§ What is required: Can you print the data exactly and leave out each image?

+ + + + + + +

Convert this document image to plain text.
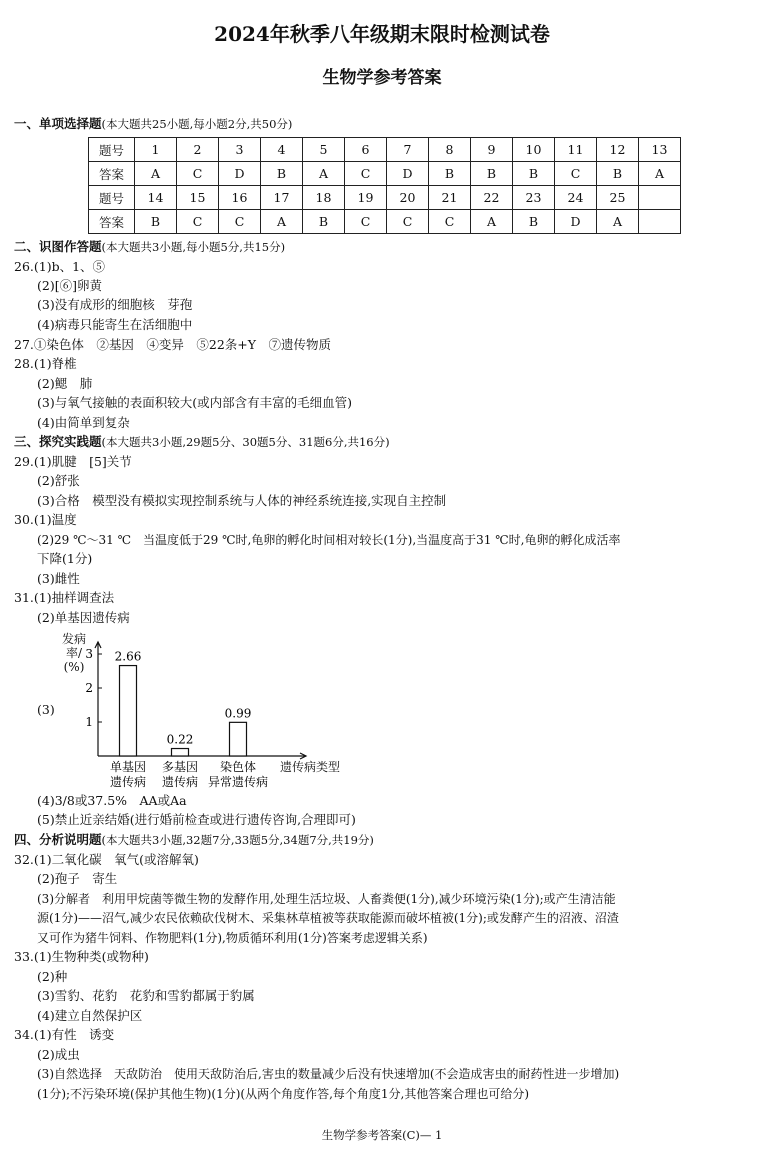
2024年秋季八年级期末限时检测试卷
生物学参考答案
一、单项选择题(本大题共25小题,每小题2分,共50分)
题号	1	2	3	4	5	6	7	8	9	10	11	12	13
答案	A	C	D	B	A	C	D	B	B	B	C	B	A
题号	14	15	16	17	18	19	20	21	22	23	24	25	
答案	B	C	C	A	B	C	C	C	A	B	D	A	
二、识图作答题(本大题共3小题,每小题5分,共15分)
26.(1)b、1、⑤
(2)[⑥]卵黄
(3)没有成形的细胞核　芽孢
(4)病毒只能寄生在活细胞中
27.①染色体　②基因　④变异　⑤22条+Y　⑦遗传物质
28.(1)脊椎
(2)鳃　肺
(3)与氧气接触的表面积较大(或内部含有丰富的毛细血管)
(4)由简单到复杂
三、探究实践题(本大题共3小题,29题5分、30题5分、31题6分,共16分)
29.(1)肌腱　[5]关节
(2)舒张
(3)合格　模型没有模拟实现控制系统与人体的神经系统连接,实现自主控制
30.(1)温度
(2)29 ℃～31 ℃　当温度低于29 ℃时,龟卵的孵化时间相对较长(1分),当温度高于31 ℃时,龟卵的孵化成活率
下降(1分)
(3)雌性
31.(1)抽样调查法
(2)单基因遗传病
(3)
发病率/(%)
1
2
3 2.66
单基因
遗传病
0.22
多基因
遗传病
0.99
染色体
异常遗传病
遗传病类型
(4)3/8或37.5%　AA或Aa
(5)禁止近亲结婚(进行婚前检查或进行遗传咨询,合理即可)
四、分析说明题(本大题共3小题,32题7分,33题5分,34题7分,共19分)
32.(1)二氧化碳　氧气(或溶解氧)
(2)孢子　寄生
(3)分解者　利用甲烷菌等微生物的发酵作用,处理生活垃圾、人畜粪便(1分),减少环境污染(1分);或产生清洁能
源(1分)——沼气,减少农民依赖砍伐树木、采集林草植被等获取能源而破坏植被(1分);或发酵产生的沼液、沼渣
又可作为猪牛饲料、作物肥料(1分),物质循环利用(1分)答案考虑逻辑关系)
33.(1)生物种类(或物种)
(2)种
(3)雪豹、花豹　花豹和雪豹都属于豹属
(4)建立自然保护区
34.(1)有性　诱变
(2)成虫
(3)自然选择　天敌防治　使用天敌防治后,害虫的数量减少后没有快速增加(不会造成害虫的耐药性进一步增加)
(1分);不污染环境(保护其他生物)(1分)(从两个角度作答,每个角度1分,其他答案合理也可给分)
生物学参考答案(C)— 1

+ + + + + + +

§ Output of the exercise:
Convert this document image to plain text.
2024年秋季八年级期末限时检测试卷
生物学参考答案
一、单项选择题(本大题共25小题,每小题2分,共50分)
题号	1	2	3	4	5	6	7	8	9	10	11	12	13
答案	A	C	D	B	A	C	D	B	B	B	C	B	A
题号	14	15	16	17	18	19	20	21	22	23	24	25	
答案	B	C	C	A	B	C	C	C	A	B	D	A	
二、识图作答题(本大题共3小题,每小题5分,共15分)
26.(1)b、1、⑤
(2)[⑥]卵黄
(3)没有成形的细胞核　芽孢
(4)病毒只能寄生在活细胞中
27.①染色体　②基因　④变异　⑤22条+Y　⑦遗传物质
28.(1)脊椎
(2)鳃　肺
(3)与氧气接触的表面积较大(或内部含有丰富的毛细血管)
(4)由简单到复杂
三、探究实践题(本大题共3小题,29题5分、30题5分、31题6分,共16分)
29.(1)肌腱　[5]关节
(2)舒张
(3)合格　模型没有模拟实现控制系统与人体的神经系统连接,实现自主控制
30.(1)温度
(2)29 ℃～31 ℃　当温度低于29 ℃时,龟卵的孵化时间相对较长(1分),当温度高于31 ℃时,龟卵的孵化成活率
下降(1分)
(3)雌性
31.(1)抽样调查法
(2)单基因遗传病
(3)
发病率/(%)
1
2
3 2.66
单基因
遗传病
0.22
多基因
遗传病
0.99
染色体
异常遗传病
遗传病类型
(4)3/8或37.5%　AA或Aa
(5)禁止近亲结婚(进行婚前检查或进行遗传咨询,合理即可)
四、分析说明题(本大题共3小题,32题7分,33题5分,34题7分,共19分)
32.(1)二氧化碳　氧气(或溶解氧)
(2)孢子　寄生
(3)分解者　利用甲烷菌等微生物的发酵作用,处理生活垃圾、人畜粪便(1分),减少环境污染(1分);或产生清洁能
源(1分)——沼气,减少农民依赖砍伐树木、采集林草植被等获取能源而破坏植被(1分);或发酵产生的沼液、沼渣
又可作为猪牛饲料、作物肥料(1分),物质循环利用(1分)答案考虑逻辑关系)
33.(1)生物种类(或物种)
(2)种
(3)雪豹、花豹　花豹和雪豹都属于豹属
(4)建立自然保护区
34.(1)有性　诱变
(2)成虫
(3)自然选择　天敌防治　使用天敌防治后,害虫的数量减少后没有快速增加(不会造成害虫的耐药性进一步增加)
(1分);不污染环境(保护其他生物)(1分)(从两个角度作答,每个角度1分,其他答案合理也可给分)
生物学参考答案(C)— 1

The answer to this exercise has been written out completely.